═══ Given records ═══

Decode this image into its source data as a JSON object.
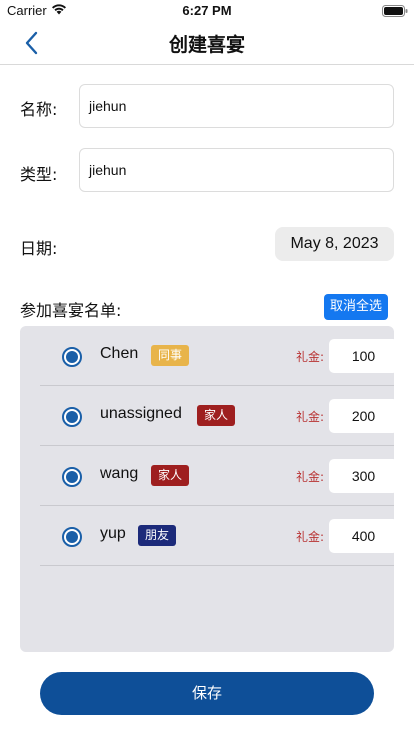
{
  "status_bar": {
    "carrier": "Carrier",
    "time": "6:27 PM"
  },
  "nav": {
    "title": "创建喜宴"
  },
  "form": {
    "name_label": "名称:",
    "name_value": "jiehun",
    "type_label": "类型:",
    "type_value": "jiehun",
    "date_label": "日期:",
    "date_value": "May 8, 2023"
  },
  "guests": {
    "section_label": "参加喜宴名单:",
    "deselect_all": "取消全选",
    "gift_label": "礼金:",
    "list": [
      {
        "name": "Chen",
        "tag": "同事",
        "tag_color": "#e8b44a",
        "gift": "100",
        "selected": true
      },
      {
        "name": "unassigned",
        "tag": "家人",
        "tag_color": "#9e1f1f",
        "gift": "200",
        "selected": true
      },
      {
        "name": "wang",
        "tag": "家人",
        "tag_color": "#9e1f1f",
        "gift": "300",
        "selected": true
      },
      {
        "name": "yup",
        "tag": "朋友",
        "tag_color": "#1c2a7a",
        "gift": "400",
        "selected": true
      }
    ]
  },
  "save_label": "保存",
  "icons": {
    "back": "chevron-left-icon",
    "wifi": "wifi-icon",
    "battery": "battery-icon"
  }
}
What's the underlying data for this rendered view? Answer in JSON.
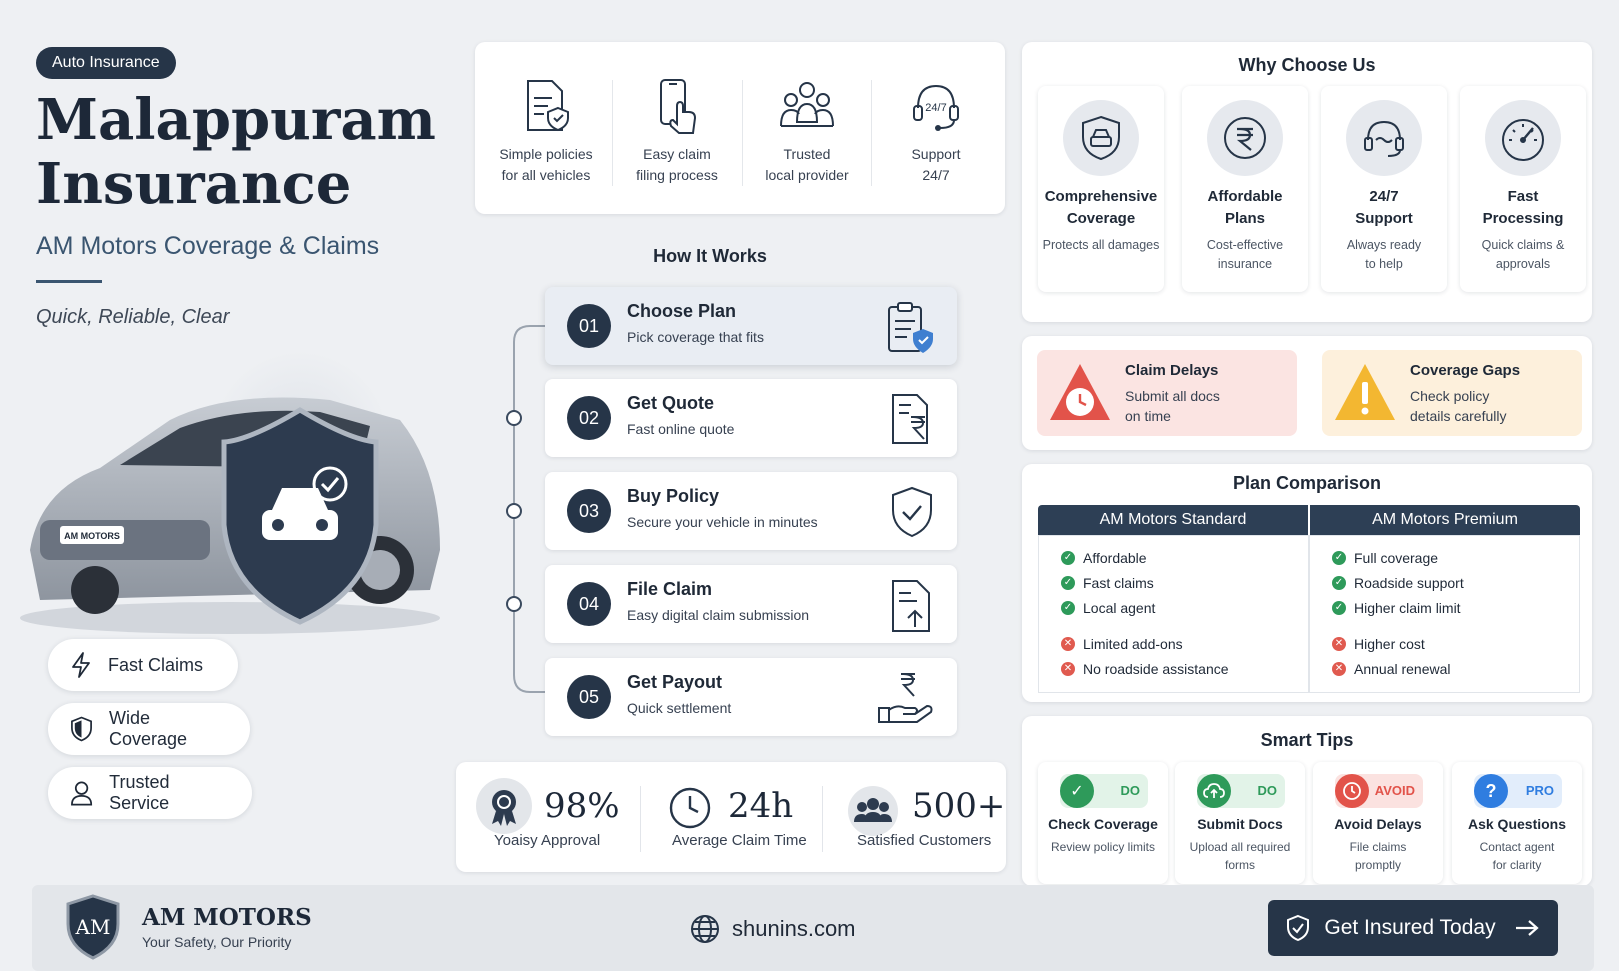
{
  "header": {
    "tag": "Auto Insurance",
    "title_line1": "Malappuram",
    "title_line2": "Insurance",
    "subtitle": "AM Motors Coverage & Claims",
    "tagline": "Quick, Reliable, Clear",
    "plate": "AM MOTORS"
  },
  "pills": [
    {
      "label": "Fast Claims",
      "icon": "lightning-icon"
    },
    {
      "label": "Wide Coverage",
      "icon": "shield-icon"
    },
    {
      "label": "Trusted Service",
      "icon": "user-icon"
    }
  ],
  "features": [
    {
      "line1": "Simple policies",
      "line2": "for all vehicles",
      "icon": "document-shield-icon"
    },
    {
      "line1": "Easy claim",
      "line2": "filing process",
      "icon": "phone-tap-icon"
    },
    {
      "line1": "Trusted",
      "line2": "local provider",
      "icon": "people-icon"
    },
    {
      "line1": "Support",
      "line2": "24/7",
      "icon": "headset-icon"
    }
  ],
  "how": {
    "title": "How It Works",
    "steps": [
      {
        "num": "01",
        "title": "Choose Plan",
        "desc": "Pick coverage that fits",
        "icon": "clipboard-shield-icon"
      },
      {
        "num": "02",
        "title": "Get Quote",
        "desc": "Fast online quote",
        "icon": "rupee-document-icon"
      },
      {
        "num": "03",
        "title": "Buy Policy",
        "desc": "Secure your vehicle in minutes",
        "icon": "shield-check-icon"
      },
      {
        "num": "04",
        "title": "File Claim",
        "desc": "Easy digital claim submission",
        "icon": "document-upload-icon"
      },
      {
        "num": "05",
        "title": "Get Payout",
        "desc": "Quick settlement",
        "icon": "hand-rupee-icon"
      }
    ]
  },
  "stats": [
    {
      "value": "98%",
      "label": "Yoaisy Approval",
      "icon": "award-icon"
    },
    {
      "value": "24h",
      "label": "Average Claim Time",
      "icon": "clock-icon"
    },
    {
      "value": "500+",
      "label": "Satisfied Customers",
      "icon": "users-icon"
    }
  ],
  "why": {
    "title": "Why Choose Us",
    "items": [
      {
        "t1": "Comprehensive",
        "t2": "Coverage",
        "d1": "Protects all damages",
        "d2": "",
        "icon": "car-shield-icon"
      },
      {
        "t1": "Affordable",
        "t2": "Plans",
        "d1": "Cost-effective",
        "d2": "insurance",
        "icon": "rupee-icon"
      },
      {
        "t1": "24/7",
        "t2": "Support",
        "d1": "Always ready",
        "d2": "to help",
        "icon": "headset-icon"
      },
      {
        "t1": "Fast",
        "t2": "Processing",
        "d1": "Quick claims &",
        "d2": "approvals",
        "icon": "speedometer-icon"
      }
    ]
  },
  "alerts": [
    {
      "title": "Claim Delays",
      "d1": "Submit all docs",
      "d2": "on time",
      "icon": "warning-clock-icon",
      "color": "#e2534a",
      "bg": "#fbe4e2"
    },
    {
      "title": "Coverage Gaps",
      "d1": "Check policy",
      "d2": "details carefully",
      "icon": "warning-icon",
      "color": "#f3b731",
      "bg": "#fdf0dc"
    }
  ],
  "plans": {
    "title": "Plan Comparison",
    "standard": {
      "name": "AM Motors Standard",
      "pros": [
        "Affordable",
        "Fast claims",
        "Local agent"
      ],
      "cons": [
        "Limited add-ons",
        "No roadside assistance"
      ]
    },
    "premium": {
      "name": "AM Motors Premium",
      "pros": [
        "Full coverage",
        "Roadside support",
        "Higher claim limit"
      ],
      "cons": [
        "Higher cost",
        "Annual renewal"
      ]
    }
  },
  "tips": {
    "title": "Smart Tips",
    "items": [
      {
        "badge": "DO",
        "title": "Check Coverage",
        "d1": "Review policy limits",
        "d2": "",
        "icon": "check-icon",
        "color": "#2e9a5a",
        "bg": "#e2f3e8"
      },
      {
        "badge": "DO",
        "title": "Submit Docs",
        "d1": "Upload all required",
        "d2": "forms",
        "icon": "cloud-upload-icon",
        "color": "#2e9a5a",
        "bg": "#e2f3e8"
      },
      {
        "badge": "AVOID",
        "title": "Avoid Delays",
        "d1": "File claims",
        "d2": "promptly",
        "icon": "clock-icon",
        "color": "#e2534a",
        "bg": "#fbe2e0"
      },
      {
        "badge": "PRO",
        "title": "Ask Questions",
        "d1": "Contact agent",
        "d2": "for clarity",
        "icon": "question-icon",
        "color": "#2f7de0",
        "bg": "#e2edfb"
      }
    ]
  },
  "footer": {
    "logo_text": "AM",
    "brand": "AM MOTORS",
    "tagline": "Your Safety, Our Priority",
    "website": "shunins.com",
    "cta": "Get Insured Today"
  }
}
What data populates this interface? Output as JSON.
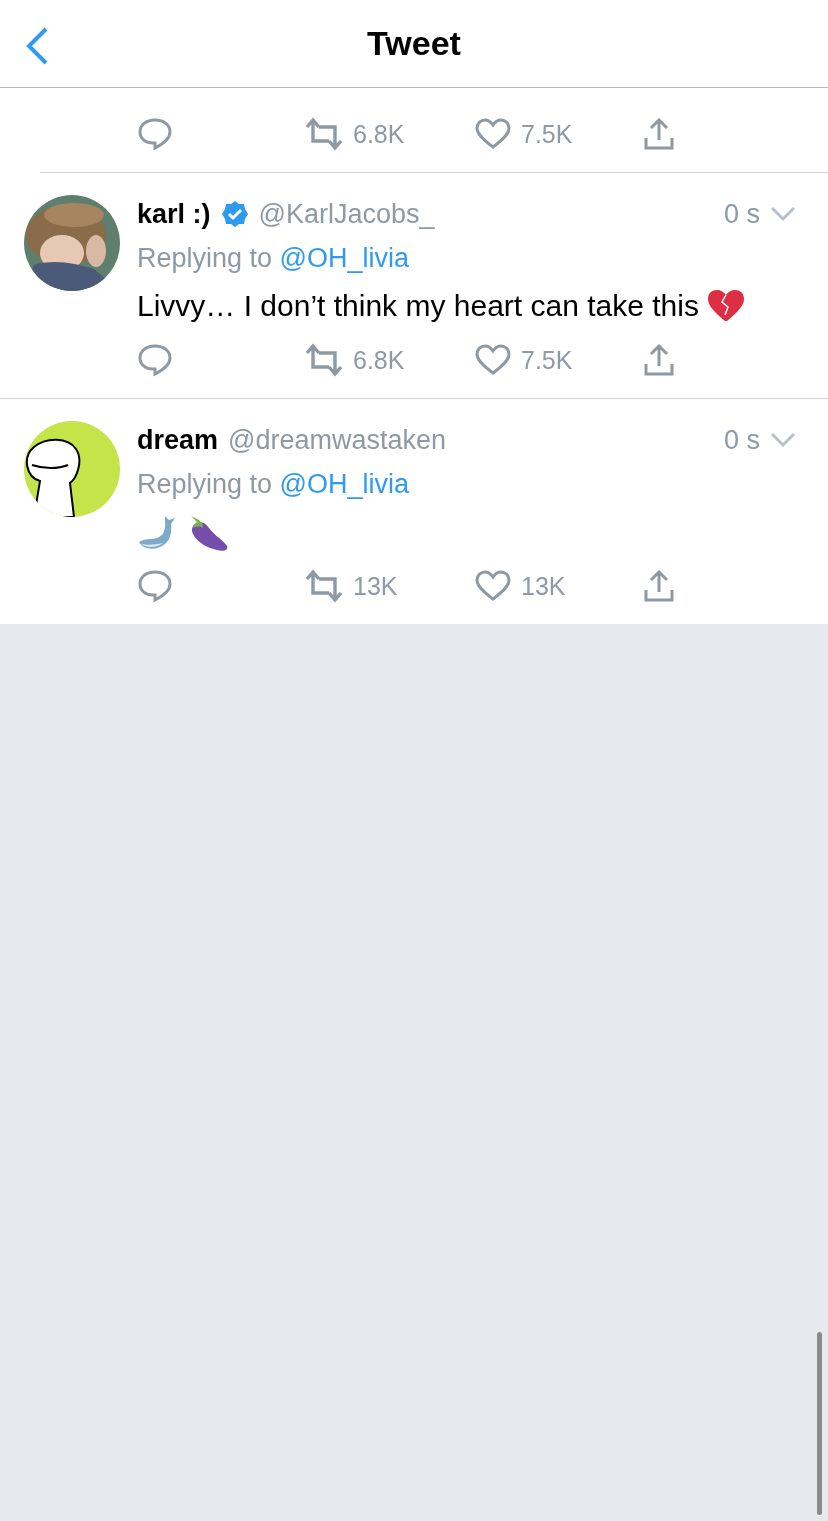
{
  "header": {
    "title": "Tweet"
  },
  "top_actions": {
    "retweets": "6.8K",
    "likes": "7.5K"
  },
  "replies": [
    {
      "name": "karl :)",
      "verified": true,
      "handle": "@KarlJacobs_",
      "time": "0 s",
      "replying_label": "Replying to",
      "replying_to": "@OH_livia",
      "text": "Livvy… I don’t think my heart can take this",
      "retweets": "6.8K",
      "likes": "7.5K"
    },
    {
      "name": "dream",
      "verified": false,
      "handle": "@dreamwastaken",
      "time": "0 s",
      "replying_label": "Replying to",
      "replying_to": "@OH_livia",
      "retweets": "13K",
      "likes": "13K"
    }
  ]
}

═══

== Exercise prompt ==
Transcribe every line in the entries above, taking out only the images.

== Response to the task ==
Decode this image into its source data as a JSON object.
{
  "status_bar": {
    "carrier": "Carrier",
    "time": "6:27 PM"
  },
  "nav": {
    "title": "创建喜宴"
  },
  "form": {
    "name_label": "名称:",
    "name_value": "jiehun",
    "type_label": "类型:",
    "type_value": "jiehun",
    "date_label": "日期:",
    "date_value": "May 8, 2023"
  },
  "guests": {
    "section_label": "参加喜宴名单:",
    "deselect_all": "取消全选",
    "gift_label": "礼金:",
    "list": [
      {
        "name": "Chen",
        "tag": "同事",
        "tag_color": "#e8b44a",
        "gift": "100",
        "selected": true
      },
      {
        "name": "unassigned",
        "tag": "家人",
        "tag_color": "#9e1f1f",
        "gift": "200",
        "selected": true
      },
      {
        "name": "wang",
        "tag": "家人",
        "tag_color": "#9e1f1f",
        "gift": "300",
        "selected": true
      },
      {
        "name": "yup",
        "tag": "朋友",
        "tag_color": "#1c2a7a",
        "gift": "400",
        "selected": true
      }
    ]
  },
  "save_label": "保存",
  "icons": {
    "back": "chevron-left-icon",
    "wifi": "wifi-icon",
    "battery": "battery-icon"
  }
}
What's the underlying data for this rendered view? Answer in JSON.
{
  "header": {
    "tag": "Auto Insurance",
    "title_line1": "Malappuram",
    "title_line2": "Insurance",
    "subtitle": "AM Motors Coverage & Claims",
    "tagline": "Quick, Reliable, Clear",
    "plate": "AM MOTORS"
  },
  "pills": [
    {
      "label": "Fast Claims",
      "icon": "lightning-icon"
    },
    {
      "label": "Wide Coverage",
      "icon": "shield-icon"
    },
    {
      "label": "Trusted Service",
      "icon": "user-icon"
    }
  ],
  "features": [
    {
      "line1": "Simple policies",
      "line2": "for all vehicles",
      "icon": "document-shield-icon"
    },
    {
      "line1": "Easy claim",
      "line2": "filing process",
      "icon": "phone-tap-icon"
    },
    {
      "line1": "Trusted",
      "line2": "local provider",
      "icon": "people-icon"
    },
    {
      "line1": "Support",
      "line2": "24/7",
      "icon": "headset-icon"
    }
  ],
  "how": {
    "title": "How It Works",
    "steps": [
      {
        "num": "01",
        "title": "Choose Plan",
        "desc": "Pick coverage that fits",
        "icon": "clipboard-shield-icon"
      },
      {
        "num": "02",
        "title": "Get Quote",
        "desc": "Fast online quote",
        "icon": "rupee-document-icon"
      },
      {
        "num": "03",
        "title": "Buy Policy",
        "desc": "Secure your vehicle in minutes",
        "icon": "shield-check-icon"
      },
      {
        "num": "04",
        "title": "File Claim",
        "desc": "Easy digital claim submission",
        "icon": "document-upload-icon"
      },
      {
        "num": "05",
        "title": "Get Payout",
        "desc": "Quick settlement",
        "icon": "hand-rupee-icon"
      }
    ]
  },
  "stats": [
    {
      "value": "98%",
      "label": "Yoaisy Approval",
      "icon": "award-icon"
    },
    {
      "value": "24h",
      "label": "Average Claim Time",
      "icon": "clock-icon"
    },
    {
      "value": "500+",
      "label": "Satisfied Customers",
      "icon": "users-icon"
    }
  ],
  "why": {
    "title": "Why Choose Us",
    "items": [
      {
        "t1": "Comprehensive",
        "t2": "Coverage",
        "d1": "Protects all damages",
        "d2": "",
        "icon": "car-shield-icon"
      },
      {
        "t1": "Affordable",
        "t2": "Plans",
        "d1": "Cost-effective",
        "d2": "insurance",
        "icon": "rupee-icon"
      },
      {
        "t1": "24/7",
        "t2": "Support",
        "d1": "Always ready",
        "d2": "to help",
        "icon": "headset-icon"
      },
      {
        "t1": "Fast",
        "t2": "Processing",
        "d1": "Quick claims &",
        "d2": "approvals",
        "icon": "speedometer-icon"
      }
    ]
  },
  "alerts": [
    {
      "title": "Claim Delays",
      "d1": "Submit all docs",
      "d2": "on time",
      "icon": "warning-clock-icon",
      "color": "#e2534a",
      "bg": "#fbe4e2"
    },
    {
      "title": "Coverage Gaps",
      "d1": "Check policy",
      "d2": "details carefully",
      "icon": "warning-icon",
      "color": "#f3b731",
      "bg": "#fdf0dc"
    }
  ],
  "plans": {
    "title": "Plan Comparison",
    "standard": {
      "name": "AM Motors Standard",
      "pros": [
        "Affordable",
        "Fast claims",
        "Local agent"
      ],
      "cons": [
        "Limited add-ons",
        "No roadside assistance"
      ]
    },
    "premium": {
      "name": "AM Motors Premium",
      "pros": [
        "Full coverage",
        "Roadside support",
        "Higher claim limit"
      ],
      "cons": [
        "Higher cost",
        "Annual renewal"
      ]
    }
  },
  "tips": {
    "title": "Smart Tips",
    "items": [
      {
        "badge": "DO",
        "title": "Check Coverage",
        "d1": "Review policy limits",
        "d2": "",
        "icon": "check-icon",
        "color": "#2e9a5a",
        "bg": "#e2f3e8"
      },
      {
        "badge": "DO",
        "title": "Submit Docs",
        "d1": "Upload all required",
        "d2": "forms",
        "icon": "cloud-upload-icon",
        "color": "#2e9a5a",
        "bg": "#e2f3e8"
      },
      {
        "badge": "AVOID",
        "title": "Avoid Delays",
        "d1": "File claims",
        "d2": "promptly",
        "icon": "clock-icon",
        "color": "#e2534a",
        "bg": "#fbe2e0"
      },
      {
        "badge": "PRO",
        "title": "Ask Questions",
        "d1": "Contact agent",
        "d2": "for clarity",
        "icon": "question-icon",
        "color": "#2f7de0",
        "bg": "#e2edfb"
      }
    ]
  },
  "footer": {
    "logo_text": "AM",
    "brand": "AM MOTORS",
    "tagline": "Your Safety, Our Priority",
    "website": "shunins.com",
    "cta": "Get Insured Today"
  }
}
What data populates this interface? Output as JSON.
{
  "header": {
    "title": "Tweet"
  },
  "top_actions": {
    "retweets": "6.8K",
    "likes": "7.5K"
  },
  "replies": [
    {
      "name": "karl :)",
      "verified": true,
      "handle": "@KarlJacobs_",
      "time": "0 s",
      "replying_label": "Replying to",
      "replying_to": "@OH_livia",
      "text": "Livvy… I don’t think my heart can take this",
      "retweets": "6.8K",
      "likes": "7.5K"
    },
    {
      "name": "dream",
      "verified": false,
      "handle": "@dreamwastaken",
      "time": "0 s",
      "replying_label": "Replying to",
      "replying_to": "@OH_livia",
      "retweets": "13K",
      "likes": "13K"
    }
  ]
}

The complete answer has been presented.